Written task:
Check every line of the data below for the string "Normalized", and copy the ones that hold it.

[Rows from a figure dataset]

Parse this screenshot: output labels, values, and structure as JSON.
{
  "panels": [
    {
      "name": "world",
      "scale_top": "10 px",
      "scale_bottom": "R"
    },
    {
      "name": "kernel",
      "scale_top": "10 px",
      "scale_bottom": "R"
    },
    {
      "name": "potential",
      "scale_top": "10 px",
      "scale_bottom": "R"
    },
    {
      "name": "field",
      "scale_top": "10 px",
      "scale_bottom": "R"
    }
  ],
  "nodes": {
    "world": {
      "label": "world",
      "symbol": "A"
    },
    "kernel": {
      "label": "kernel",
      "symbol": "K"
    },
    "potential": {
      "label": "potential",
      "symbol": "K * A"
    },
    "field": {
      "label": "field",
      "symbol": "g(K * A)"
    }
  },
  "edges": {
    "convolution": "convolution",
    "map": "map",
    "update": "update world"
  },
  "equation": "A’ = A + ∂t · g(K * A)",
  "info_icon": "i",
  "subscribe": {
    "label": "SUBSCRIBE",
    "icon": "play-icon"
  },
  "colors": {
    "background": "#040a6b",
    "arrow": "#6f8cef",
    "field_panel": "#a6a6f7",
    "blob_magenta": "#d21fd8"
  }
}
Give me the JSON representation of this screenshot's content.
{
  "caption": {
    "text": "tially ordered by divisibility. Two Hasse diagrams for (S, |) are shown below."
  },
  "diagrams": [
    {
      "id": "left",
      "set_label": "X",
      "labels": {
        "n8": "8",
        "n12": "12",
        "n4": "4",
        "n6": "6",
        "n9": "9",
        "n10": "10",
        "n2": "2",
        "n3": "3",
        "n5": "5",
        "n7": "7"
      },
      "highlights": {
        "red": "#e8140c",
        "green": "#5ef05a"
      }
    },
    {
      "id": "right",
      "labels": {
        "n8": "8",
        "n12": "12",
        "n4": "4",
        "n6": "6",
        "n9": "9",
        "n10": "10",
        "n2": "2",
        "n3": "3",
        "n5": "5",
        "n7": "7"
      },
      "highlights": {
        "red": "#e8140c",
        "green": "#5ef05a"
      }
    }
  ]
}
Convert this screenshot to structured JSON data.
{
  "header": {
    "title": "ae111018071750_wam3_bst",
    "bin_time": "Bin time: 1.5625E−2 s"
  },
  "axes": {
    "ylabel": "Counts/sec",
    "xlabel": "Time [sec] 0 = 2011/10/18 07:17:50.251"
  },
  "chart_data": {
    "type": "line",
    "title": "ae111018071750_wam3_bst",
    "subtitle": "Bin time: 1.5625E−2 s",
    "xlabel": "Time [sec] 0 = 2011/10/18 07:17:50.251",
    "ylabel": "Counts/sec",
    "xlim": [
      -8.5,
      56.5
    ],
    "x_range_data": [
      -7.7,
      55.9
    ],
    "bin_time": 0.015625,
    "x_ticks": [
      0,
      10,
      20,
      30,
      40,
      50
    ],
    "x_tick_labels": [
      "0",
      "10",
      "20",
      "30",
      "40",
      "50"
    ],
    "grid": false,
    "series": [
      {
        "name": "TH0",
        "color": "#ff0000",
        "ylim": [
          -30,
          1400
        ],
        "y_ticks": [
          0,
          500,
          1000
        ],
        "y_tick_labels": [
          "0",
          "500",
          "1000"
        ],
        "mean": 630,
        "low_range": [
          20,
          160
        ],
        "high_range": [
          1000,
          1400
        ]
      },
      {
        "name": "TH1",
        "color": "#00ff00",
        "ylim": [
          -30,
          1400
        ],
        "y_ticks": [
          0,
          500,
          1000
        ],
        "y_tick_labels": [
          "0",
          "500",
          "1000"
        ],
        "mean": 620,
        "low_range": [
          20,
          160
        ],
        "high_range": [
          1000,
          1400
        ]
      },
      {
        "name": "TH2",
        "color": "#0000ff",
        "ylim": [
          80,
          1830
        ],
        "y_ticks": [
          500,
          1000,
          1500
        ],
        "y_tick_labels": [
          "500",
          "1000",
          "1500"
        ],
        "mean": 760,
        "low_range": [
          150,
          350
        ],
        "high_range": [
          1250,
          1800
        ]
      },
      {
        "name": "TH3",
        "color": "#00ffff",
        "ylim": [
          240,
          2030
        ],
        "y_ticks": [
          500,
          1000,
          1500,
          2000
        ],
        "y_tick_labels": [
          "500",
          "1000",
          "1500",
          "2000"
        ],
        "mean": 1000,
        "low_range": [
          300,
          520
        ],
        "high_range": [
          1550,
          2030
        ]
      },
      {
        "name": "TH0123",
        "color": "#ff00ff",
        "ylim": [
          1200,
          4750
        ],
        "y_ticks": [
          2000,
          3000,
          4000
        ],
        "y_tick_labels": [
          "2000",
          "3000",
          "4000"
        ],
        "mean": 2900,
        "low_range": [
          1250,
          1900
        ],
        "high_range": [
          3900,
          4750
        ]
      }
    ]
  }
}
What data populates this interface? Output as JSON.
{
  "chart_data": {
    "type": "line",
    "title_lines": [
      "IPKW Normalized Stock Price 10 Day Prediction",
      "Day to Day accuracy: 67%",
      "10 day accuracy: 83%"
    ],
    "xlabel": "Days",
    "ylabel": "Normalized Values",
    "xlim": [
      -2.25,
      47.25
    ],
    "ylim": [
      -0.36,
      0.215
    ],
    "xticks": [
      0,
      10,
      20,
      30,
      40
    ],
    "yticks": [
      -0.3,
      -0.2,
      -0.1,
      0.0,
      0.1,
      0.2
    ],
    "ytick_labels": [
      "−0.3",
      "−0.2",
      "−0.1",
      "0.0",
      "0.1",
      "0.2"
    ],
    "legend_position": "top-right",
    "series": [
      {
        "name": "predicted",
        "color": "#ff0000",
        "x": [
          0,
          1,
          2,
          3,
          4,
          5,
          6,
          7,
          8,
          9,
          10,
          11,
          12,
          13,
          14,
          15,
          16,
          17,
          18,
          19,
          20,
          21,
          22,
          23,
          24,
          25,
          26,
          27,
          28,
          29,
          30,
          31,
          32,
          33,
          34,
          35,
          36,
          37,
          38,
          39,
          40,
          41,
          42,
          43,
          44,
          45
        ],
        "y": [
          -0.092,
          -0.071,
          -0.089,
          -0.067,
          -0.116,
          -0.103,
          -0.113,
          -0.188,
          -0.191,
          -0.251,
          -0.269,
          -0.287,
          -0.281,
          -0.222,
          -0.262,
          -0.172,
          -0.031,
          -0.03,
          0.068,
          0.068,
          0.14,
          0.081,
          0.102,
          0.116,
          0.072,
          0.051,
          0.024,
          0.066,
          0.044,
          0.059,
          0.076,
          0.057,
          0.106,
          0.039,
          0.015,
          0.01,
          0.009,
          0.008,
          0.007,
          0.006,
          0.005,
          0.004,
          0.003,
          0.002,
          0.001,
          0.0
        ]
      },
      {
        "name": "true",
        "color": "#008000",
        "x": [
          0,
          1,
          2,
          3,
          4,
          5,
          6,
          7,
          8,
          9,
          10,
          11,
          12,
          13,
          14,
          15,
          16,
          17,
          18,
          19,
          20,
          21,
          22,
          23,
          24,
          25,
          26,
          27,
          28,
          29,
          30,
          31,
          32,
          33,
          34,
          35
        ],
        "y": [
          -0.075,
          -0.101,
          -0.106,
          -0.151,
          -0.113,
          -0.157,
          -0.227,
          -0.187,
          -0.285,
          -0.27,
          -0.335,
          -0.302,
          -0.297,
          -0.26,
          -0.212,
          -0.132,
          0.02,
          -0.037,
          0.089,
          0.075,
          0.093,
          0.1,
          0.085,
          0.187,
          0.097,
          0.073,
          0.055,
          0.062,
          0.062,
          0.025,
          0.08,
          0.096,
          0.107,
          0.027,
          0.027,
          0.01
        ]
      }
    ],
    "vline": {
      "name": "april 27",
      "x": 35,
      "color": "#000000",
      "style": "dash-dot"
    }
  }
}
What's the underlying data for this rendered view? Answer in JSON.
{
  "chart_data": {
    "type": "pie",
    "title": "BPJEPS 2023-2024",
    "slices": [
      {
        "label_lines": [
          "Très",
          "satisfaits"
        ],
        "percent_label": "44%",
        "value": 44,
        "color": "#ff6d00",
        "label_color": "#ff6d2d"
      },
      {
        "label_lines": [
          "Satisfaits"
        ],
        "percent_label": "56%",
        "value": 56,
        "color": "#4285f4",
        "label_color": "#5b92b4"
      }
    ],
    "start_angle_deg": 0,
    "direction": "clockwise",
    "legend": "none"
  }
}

Response:
      "IPKW Normalized Stock Price 10 Day Prediction",
    "ylabel": "Normalized Values",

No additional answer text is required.